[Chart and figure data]
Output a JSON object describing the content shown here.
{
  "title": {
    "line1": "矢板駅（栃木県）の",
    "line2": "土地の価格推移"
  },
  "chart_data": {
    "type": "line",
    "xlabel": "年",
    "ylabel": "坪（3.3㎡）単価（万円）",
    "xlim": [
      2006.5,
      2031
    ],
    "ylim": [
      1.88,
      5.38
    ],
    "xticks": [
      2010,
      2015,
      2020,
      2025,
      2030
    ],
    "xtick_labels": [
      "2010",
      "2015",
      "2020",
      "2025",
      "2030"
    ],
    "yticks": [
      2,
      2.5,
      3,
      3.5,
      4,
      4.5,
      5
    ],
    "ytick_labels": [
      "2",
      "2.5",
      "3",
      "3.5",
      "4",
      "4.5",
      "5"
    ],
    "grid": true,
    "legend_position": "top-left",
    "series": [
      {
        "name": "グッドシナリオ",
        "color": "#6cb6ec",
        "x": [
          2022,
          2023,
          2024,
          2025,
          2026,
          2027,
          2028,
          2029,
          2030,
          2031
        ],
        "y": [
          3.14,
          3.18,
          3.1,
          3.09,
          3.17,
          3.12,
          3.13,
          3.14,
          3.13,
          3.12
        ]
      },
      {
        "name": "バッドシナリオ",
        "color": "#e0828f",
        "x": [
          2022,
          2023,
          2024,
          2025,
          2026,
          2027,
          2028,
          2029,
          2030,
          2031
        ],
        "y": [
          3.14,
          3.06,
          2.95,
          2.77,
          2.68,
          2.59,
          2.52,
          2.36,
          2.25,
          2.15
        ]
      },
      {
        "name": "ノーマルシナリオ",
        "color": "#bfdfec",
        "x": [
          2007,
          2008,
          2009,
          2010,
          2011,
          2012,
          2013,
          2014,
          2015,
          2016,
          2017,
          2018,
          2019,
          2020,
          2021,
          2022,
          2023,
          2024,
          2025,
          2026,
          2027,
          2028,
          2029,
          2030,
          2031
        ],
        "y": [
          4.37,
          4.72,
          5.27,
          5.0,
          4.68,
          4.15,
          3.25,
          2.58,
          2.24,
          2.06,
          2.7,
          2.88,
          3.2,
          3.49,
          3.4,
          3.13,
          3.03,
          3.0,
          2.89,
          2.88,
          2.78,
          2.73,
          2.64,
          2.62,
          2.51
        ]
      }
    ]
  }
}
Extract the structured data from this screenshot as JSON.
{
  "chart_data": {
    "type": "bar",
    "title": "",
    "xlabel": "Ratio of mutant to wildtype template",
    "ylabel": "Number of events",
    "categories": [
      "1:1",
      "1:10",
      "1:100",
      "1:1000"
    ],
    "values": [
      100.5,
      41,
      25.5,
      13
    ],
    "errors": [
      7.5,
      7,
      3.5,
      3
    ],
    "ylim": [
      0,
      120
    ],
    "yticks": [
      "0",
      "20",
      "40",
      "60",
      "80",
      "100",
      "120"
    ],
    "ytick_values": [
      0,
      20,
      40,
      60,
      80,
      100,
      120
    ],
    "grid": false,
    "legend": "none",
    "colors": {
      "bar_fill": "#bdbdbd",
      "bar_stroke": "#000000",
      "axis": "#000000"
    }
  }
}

◆ GIVEN EXERCISE
From the records above, pull out every line containing the word "name".

◆ FULL SOLUTION
        "name": "グッドシナリオ",
        "name": "バッドシナリオ",
        "name": "ノーマルシナリオ",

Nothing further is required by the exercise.